■ Objective
Give the number of lines that include the word "these", and nothing else.

■ Available records
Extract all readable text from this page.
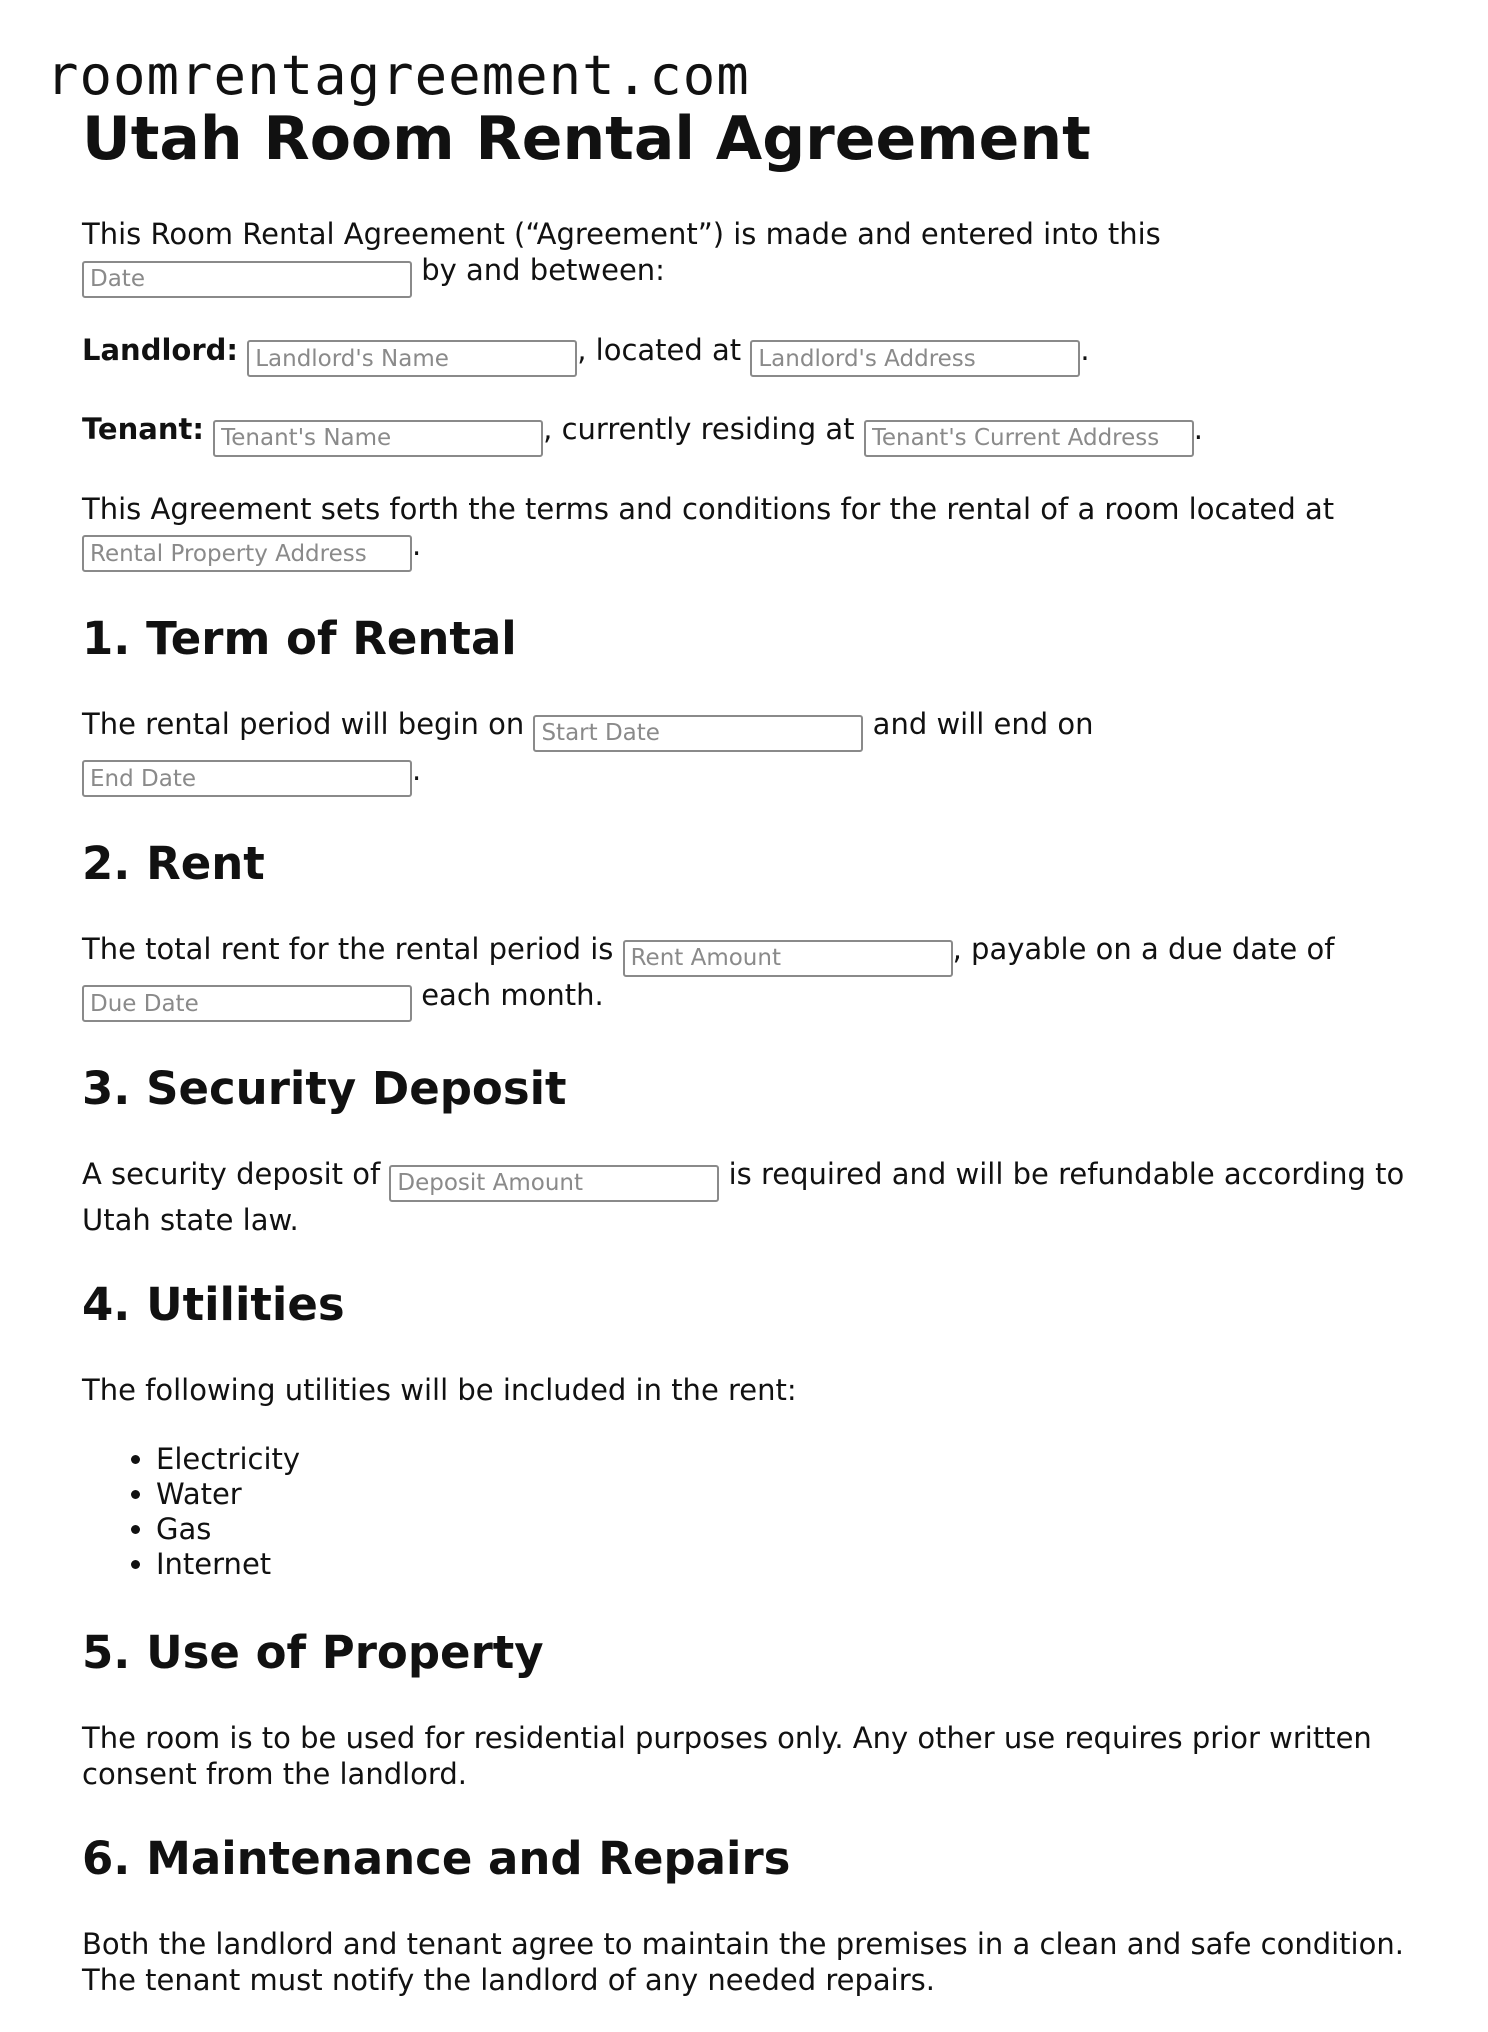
roomrentagreement.com
Utah Room Rental Agreement

This Room Rental Agreement (“Agreement”) is made and entered into this
Date by and between:

Landlord: Landlord's Name	, located at Landlord's Address	.

Tenant: Tenant's Name	, currently residing at Tenant's Current Address	.

This Agreement sets forth the terms and conditions for the rental of a room located at
Rental Property Address.

1. Term of Rental

The rental period will begin on Start Date	and will end on
End Date.

2. Rent

The total rent for the rental period is Rent Amount	, payable on a due date of
Due Date each month.

3. Security Deposit

A security deposit of Deposit Amount	is required and will be refundable according to Utah state law.

4. Utilities

The following utilities will be included in the rent:

• Electricity
• Water
• Gas
• Internet
5. Use of Property

The room is to be used for residential purposes only. Any other use requires prior written consent from the landlord.

6. Maintenance and Repairs

Both the landlord and tenant agree to maintain the premises in a clean and safe condition. The tenant must notify the landlord of any needed repairs.
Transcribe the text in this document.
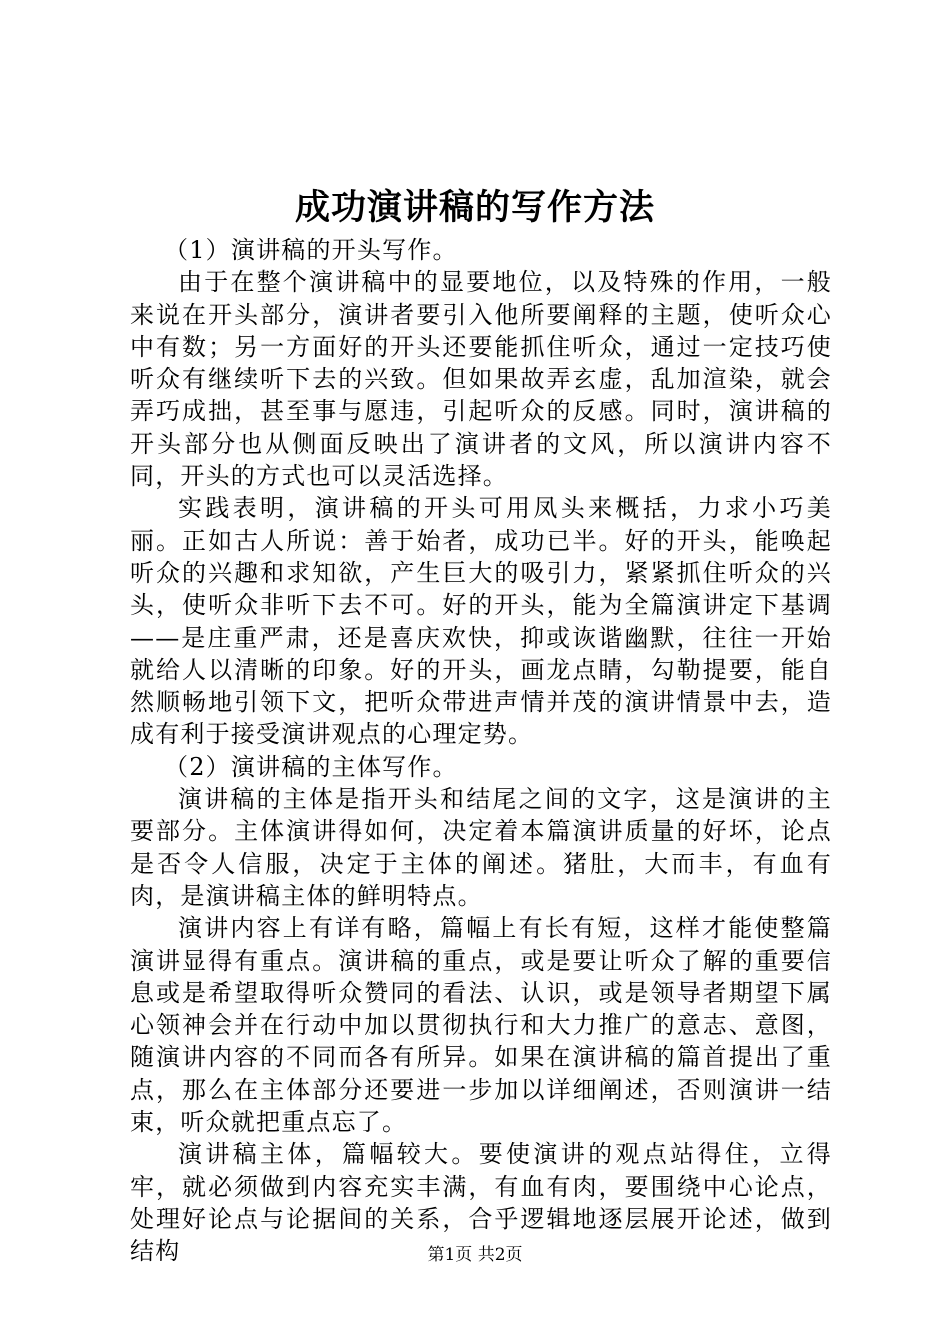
成功演讲稿的写作方法

（1）演讲稿的开头写作。

由于在整个演讲稿中的显要地位，以及特殊的作用，一般来说在开头部分，演讲者要引入他所要阐释的主题，使听众心中有数；另一方面好的开头还要能抓住听众，通过一定技巧使听众有继续听下去的兴致。但如果故弄玄虚，乱加渲染，就会弄巧成拙，甚至事与愿违，引起听众的反感。同时，演讲稿的开头部分也从侧面反映出了演讲者的文风，所以演讲内容不同，开头的方式也可以灵活选择。

实践表明，演讲稿的开头可用凤头来概括，力求小巧美丽。正如古人所说：善于始者，成功已半。好的开头，能唤起听众的兴趣和求知欲，产生巨大的吸引力，紧紧抓住听众的兴头，使听众非听下去不可。好的开头，能为全篇演讲定下基调——是庄重严肃，还是喜庆欢快，抑或诙谐幽默，往往一开始就给人以清晰的印象。好的开头，画龙点睛，勾勒提要，能自然顺畅地引领下文，把听众带进声情并茂的演讲情景中去，造成有利于接受演讲观点的心理定势。

（2）演讲稿的主体写作。

演讲稿的主体是指开头和结尾之间的文字，这是演讲的主要部分。主体演讲得如何，决定着本篇演讲质量的好坏，论点是否令人信服，决定于主体的阐述。猪肚，大而丰，有血有肉，是演讲稿主体的鲜明特点。

演讲内容上有详有略，篇幅上有长有短，这样才能使整篇演讲显得有重点。演讲稿的重点，或是要让听众了解的重要信息或是希望取得听众赞同的看法、认识，或是领导者期望下属心领神会并在行动中加以贯彻执行和大力推广的意志、意图，随演讲内容的不同而各有所异。如果在演讲稿的篇首提出了重点，那么在主体部分还要进一步加以详细阐述，否则演讲一结束，听众就把重点忘了。

演讲稿主体，篇幅较大。要使演讲的观点站得住，立得牢，就必须做到内容充实丰满，有血有肉，要围绕中心论点，处理好论点与论据间的关系，合乎逻辑地逐层展开论述，做到结构	第1页 共2页
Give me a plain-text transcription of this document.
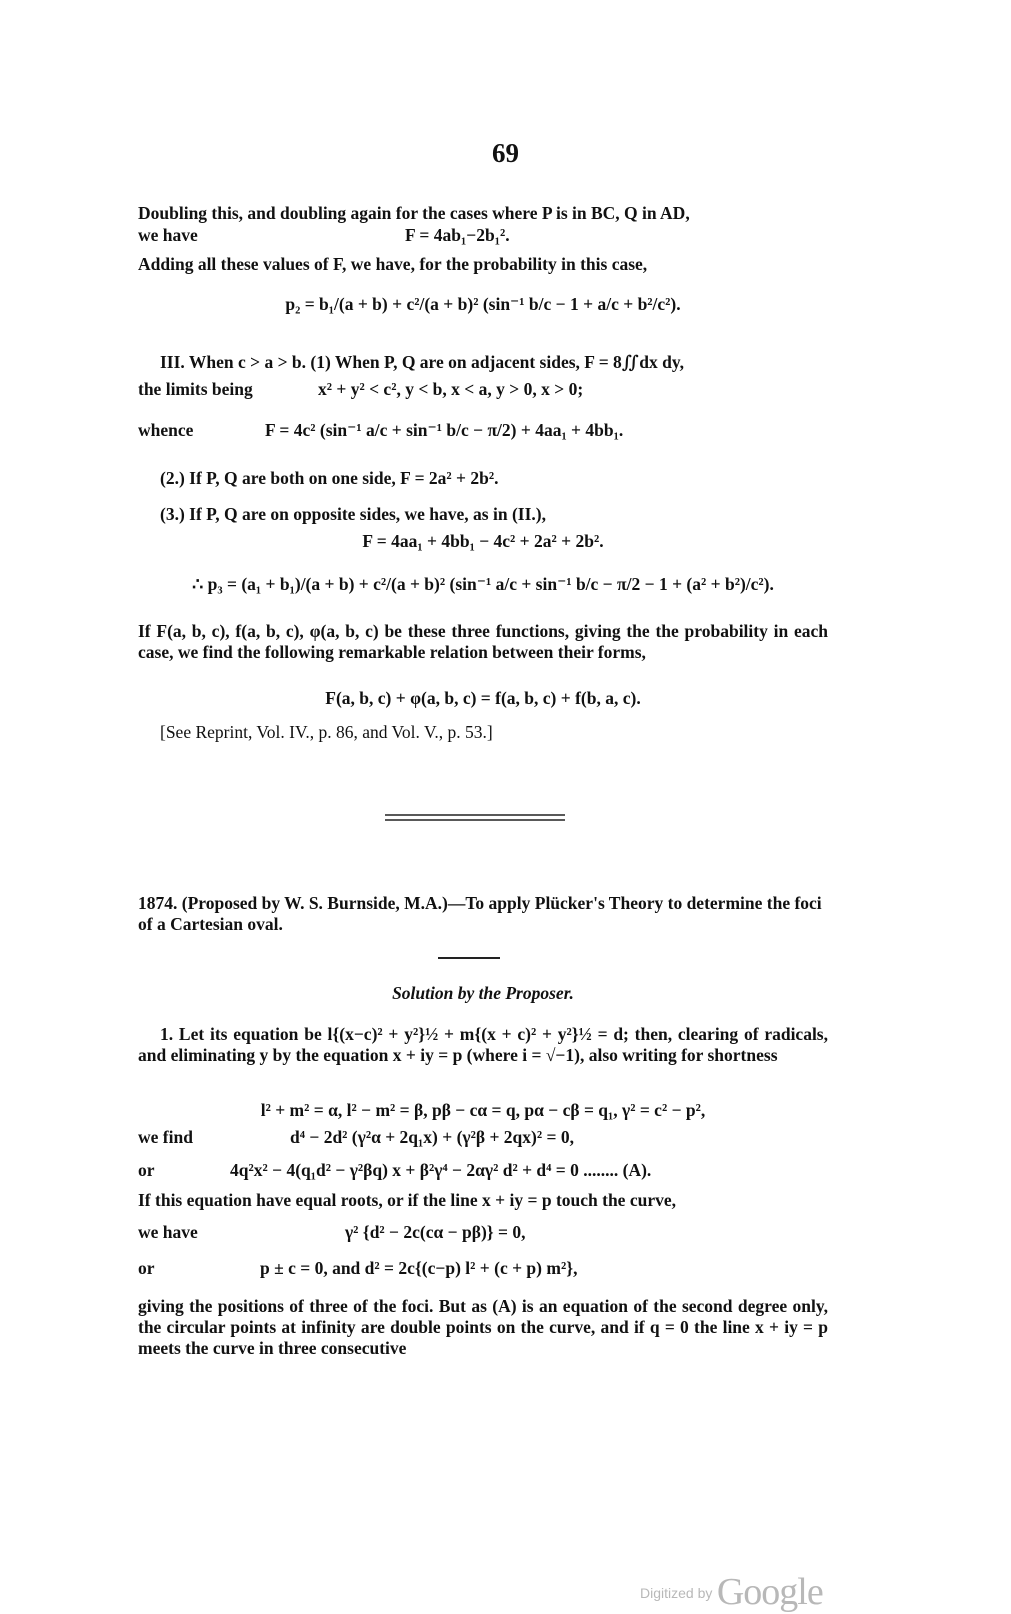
69
Doubling this, and doubling again for the cases where P is in BC, Q in AD,
we have	F = 4ab₁−2b₁².
Adding all these values of F, we have, for the probability in this case,
p₂ = b₁/(a + b) + c²/(a + b)² (sin⁻¹ b/c − 1 + a/c + b²/c²).
III. When c > a > b. (1) When P, Q are on adjacent sides, F = 8∬dx dy,
the limits being	x² + y² < c², y < b, x < a, y > 0, x > 0;
whence	F = 4c² (sin⁻¹ a/c + sin⁻¹ b/c − π/2) + 4aa₁ + 4bb₁.
(2.) If P, Q are both on one side, F = 2a² + 2b².
(3.) If P, Q are on opposite sides, we have, as in (II.),
F = 4aa₁ + 4bb₁ − 4c² + 2a² + 2b².
∴ p₃ = (a₁ + b₁)/(a + b) + c²/(a + b)² (sin⁻¹ a/c + sin⁻¹ b/c − π/2 − 1 + (a² + b²)/c²).
If F(a, b, c), f(a, b, c), φ(a, b, c) be these three functions, giving the the probability in each case, we find the following remarkable relation between their forms,
F(a, b, c) + φ(a, b, c) = f(a, b, c) + f(b, a, c).
[See Reprint, Vol. IV., p. 86, and Vol. V., p. 53.]
1874. (Proposed by W. S. Burnside, M.A.)—To apply Plücker's Theory to determine the foci of a Cartesian oval.
Solution by the Proposer.
1. Let its equation be l{(x−c)² + y²}½ + m{(x + c)² + y²}½ = d; then, clearing of radicals, and eliminating y by the equation x + iy = p (where i = √−1), also writing for shortness
l² + m² = α, l² − m² = β, pβ − cα = q, pα − cβ = q₁, γ² = c² − p²,
we find	d⁴ − 2d² (γ²α + 2q₁x) + (γ²β + 2qx)² = 0,
or	4q²x² − 4(q₁d² − γ²βq) x + β²γ⁴ − 2αγ² d² + d⁴ = 0 ........ (A).
If this equation have equal roots, or if the line x + iy = p touch the curve,
we have	γ² {d² − 2c(cα − pβ)} = 0,
or	p ± c = 0, and d² = 2c{(c−p) l² + (c + p) m²},
giving the positions of three of the foci. But as (A) is an equation of the second degree only, the circular points at infinity are double points on the curve, and if q = 0 the line x + iy = p meets the curve in three consecutive
Digitized by Google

■ Written response
2